» Activity:
The required response is the number of lines in the entries that include the word "text", with nothing added.

» Exercise data:
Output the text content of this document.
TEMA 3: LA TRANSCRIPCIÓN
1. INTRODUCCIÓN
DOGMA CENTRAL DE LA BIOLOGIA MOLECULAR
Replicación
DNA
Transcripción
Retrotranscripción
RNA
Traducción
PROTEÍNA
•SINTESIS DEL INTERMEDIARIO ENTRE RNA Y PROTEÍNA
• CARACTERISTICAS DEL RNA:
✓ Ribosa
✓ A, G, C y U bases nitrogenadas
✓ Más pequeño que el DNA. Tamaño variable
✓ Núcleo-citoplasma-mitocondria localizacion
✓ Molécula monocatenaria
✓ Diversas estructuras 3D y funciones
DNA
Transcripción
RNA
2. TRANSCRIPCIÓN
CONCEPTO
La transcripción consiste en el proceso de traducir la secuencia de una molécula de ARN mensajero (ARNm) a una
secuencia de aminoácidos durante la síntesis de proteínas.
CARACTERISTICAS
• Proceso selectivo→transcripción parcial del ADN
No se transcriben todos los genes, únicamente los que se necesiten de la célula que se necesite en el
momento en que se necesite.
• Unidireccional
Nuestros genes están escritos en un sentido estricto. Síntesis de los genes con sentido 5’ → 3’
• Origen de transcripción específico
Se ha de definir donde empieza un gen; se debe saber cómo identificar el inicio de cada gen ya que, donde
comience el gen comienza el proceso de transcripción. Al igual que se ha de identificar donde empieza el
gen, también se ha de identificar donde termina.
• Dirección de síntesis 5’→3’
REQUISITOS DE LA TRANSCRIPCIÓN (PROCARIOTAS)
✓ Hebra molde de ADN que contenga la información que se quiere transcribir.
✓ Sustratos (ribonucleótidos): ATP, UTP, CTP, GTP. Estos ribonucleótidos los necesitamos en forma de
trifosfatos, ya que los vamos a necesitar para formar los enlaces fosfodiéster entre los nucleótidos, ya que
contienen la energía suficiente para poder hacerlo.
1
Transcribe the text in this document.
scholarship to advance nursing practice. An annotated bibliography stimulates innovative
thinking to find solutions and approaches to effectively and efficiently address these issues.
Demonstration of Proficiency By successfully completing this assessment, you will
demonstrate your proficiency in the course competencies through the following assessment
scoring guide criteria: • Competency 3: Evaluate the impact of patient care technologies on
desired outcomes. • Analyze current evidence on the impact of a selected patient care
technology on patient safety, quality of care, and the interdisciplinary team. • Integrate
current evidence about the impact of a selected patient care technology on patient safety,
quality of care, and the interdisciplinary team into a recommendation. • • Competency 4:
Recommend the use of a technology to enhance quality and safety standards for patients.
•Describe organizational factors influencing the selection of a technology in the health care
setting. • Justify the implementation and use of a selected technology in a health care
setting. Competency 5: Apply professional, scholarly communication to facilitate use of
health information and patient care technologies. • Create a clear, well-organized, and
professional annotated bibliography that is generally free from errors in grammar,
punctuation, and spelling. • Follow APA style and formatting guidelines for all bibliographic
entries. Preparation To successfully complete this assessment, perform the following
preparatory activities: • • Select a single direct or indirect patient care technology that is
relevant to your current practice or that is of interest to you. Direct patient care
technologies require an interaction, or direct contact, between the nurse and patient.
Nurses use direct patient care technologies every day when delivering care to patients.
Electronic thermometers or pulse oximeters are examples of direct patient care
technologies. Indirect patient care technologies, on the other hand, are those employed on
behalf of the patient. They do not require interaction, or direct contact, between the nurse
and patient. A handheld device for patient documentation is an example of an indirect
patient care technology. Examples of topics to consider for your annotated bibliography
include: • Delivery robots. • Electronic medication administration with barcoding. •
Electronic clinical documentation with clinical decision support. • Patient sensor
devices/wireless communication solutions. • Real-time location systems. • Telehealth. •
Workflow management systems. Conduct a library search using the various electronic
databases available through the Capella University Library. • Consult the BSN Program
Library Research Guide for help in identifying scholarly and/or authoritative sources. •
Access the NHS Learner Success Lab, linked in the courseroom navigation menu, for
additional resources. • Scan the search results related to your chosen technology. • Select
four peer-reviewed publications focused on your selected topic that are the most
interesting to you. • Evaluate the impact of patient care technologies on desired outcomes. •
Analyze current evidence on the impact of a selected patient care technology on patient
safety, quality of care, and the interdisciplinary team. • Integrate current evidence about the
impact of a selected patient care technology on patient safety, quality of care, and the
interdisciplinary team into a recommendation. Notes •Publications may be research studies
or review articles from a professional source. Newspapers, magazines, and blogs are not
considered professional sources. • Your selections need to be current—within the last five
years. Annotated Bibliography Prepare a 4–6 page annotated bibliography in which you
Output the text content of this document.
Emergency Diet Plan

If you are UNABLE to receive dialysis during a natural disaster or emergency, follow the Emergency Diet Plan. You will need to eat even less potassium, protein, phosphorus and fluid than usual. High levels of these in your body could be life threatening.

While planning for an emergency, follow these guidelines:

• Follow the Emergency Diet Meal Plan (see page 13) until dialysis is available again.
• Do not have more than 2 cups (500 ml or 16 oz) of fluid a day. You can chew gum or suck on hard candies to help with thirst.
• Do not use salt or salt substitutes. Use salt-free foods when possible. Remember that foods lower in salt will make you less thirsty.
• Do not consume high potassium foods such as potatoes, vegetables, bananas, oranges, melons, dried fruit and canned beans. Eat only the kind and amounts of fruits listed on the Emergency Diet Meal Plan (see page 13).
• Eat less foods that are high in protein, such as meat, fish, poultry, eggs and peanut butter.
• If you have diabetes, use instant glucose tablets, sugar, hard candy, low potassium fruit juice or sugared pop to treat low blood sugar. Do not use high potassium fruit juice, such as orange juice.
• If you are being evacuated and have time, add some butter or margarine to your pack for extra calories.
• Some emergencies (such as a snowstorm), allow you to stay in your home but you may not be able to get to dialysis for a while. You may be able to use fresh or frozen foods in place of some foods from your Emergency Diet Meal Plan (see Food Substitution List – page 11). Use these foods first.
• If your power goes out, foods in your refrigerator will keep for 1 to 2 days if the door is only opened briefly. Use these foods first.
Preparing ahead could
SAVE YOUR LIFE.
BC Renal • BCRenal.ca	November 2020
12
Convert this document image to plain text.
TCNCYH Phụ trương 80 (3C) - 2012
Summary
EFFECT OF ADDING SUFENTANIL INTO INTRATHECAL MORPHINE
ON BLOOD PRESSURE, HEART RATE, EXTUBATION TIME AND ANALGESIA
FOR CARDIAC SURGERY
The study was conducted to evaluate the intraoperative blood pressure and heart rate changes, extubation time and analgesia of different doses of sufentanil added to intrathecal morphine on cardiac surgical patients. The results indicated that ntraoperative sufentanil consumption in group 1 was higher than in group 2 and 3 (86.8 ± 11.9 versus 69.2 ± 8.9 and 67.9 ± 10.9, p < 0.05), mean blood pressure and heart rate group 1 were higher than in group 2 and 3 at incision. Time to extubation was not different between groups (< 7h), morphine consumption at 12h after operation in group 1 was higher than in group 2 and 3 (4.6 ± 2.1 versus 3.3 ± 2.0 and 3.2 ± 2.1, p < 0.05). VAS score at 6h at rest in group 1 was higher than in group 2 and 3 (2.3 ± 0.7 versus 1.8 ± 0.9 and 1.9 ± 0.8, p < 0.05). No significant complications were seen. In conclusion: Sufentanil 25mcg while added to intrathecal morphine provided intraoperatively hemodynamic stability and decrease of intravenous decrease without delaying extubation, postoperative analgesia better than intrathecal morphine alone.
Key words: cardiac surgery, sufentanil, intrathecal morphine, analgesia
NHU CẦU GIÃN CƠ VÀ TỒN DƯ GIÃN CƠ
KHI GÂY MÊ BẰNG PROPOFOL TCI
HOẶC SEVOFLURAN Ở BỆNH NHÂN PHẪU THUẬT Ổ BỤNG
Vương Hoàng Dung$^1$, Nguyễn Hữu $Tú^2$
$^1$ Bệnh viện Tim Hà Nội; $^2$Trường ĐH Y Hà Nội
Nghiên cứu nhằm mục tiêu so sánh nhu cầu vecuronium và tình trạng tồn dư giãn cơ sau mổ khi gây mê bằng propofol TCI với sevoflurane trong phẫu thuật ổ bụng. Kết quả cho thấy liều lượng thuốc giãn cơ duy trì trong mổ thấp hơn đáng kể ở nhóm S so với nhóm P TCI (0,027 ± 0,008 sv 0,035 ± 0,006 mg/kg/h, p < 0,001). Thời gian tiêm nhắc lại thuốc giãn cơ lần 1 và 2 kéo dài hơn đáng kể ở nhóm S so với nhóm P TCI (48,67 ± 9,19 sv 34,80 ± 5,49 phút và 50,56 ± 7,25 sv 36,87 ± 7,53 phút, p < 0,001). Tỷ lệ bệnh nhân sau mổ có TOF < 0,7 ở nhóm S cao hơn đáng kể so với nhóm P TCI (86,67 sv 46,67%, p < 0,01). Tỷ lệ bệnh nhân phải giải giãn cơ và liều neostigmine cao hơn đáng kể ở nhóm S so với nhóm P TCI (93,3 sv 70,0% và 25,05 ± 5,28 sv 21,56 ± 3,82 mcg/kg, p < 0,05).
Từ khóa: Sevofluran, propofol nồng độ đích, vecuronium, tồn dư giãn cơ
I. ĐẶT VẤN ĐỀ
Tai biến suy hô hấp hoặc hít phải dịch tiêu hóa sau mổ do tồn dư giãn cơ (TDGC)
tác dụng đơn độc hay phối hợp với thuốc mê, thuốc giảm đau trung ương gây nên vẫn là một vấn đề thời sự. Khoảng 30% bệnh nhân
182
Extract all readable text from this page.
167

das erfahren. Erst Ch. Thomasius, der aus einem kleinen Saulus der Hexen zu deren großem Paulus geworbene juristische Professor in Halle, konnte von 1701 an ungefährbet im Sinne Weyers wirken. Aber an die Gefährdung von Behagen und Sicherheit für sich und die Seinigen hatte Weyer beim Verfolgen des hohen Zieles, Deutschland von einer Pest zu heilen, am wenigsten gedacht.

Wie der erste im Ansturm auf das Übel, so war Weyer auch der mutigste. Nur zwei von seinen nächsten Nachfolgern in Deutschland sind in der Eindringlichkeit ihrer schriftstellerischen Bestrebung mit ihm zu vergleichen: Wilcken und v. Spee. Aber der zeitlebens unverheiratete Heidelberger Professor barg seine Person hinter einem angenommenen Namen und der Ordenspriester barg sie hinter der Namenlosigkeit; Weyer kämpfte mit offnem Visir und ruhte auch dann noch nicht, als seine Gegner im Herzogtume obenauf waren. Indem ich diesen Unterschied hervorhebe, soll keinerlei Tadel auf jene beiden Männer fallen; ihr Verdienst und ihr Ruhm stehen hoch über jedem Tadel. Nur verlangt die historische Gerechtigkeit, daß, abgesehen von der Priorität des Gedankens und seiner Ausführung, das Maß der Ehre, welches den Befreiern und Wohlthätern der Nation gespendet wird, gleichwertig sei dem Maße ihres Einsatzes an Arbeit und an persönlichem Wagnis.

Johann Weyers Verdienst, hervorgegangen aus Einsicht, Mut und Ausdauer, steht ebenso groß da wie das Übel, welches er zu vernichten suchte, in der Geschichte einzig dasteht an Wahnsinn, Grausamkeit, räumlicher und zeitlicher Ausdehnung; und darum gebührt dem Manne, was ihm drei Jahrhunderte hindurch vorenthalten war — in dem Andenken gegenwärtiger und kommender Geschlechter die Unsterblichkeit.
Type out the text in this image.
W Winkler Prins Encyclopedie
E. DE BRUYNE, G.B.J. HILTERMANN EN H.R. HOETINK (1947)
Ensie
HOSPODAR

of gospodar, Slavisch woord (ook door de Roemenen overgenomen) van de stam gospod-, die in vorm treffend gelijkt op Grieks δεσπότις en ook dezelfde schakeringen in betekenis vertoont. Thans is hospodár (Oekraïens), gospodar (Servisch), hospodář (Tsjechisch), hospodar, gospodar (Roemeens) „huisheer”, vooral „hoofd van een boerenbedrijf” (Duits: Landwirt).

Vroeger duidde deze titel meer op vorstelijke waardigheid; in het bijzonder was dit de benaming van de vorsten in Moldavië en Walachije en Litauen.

» Completed exercise:
6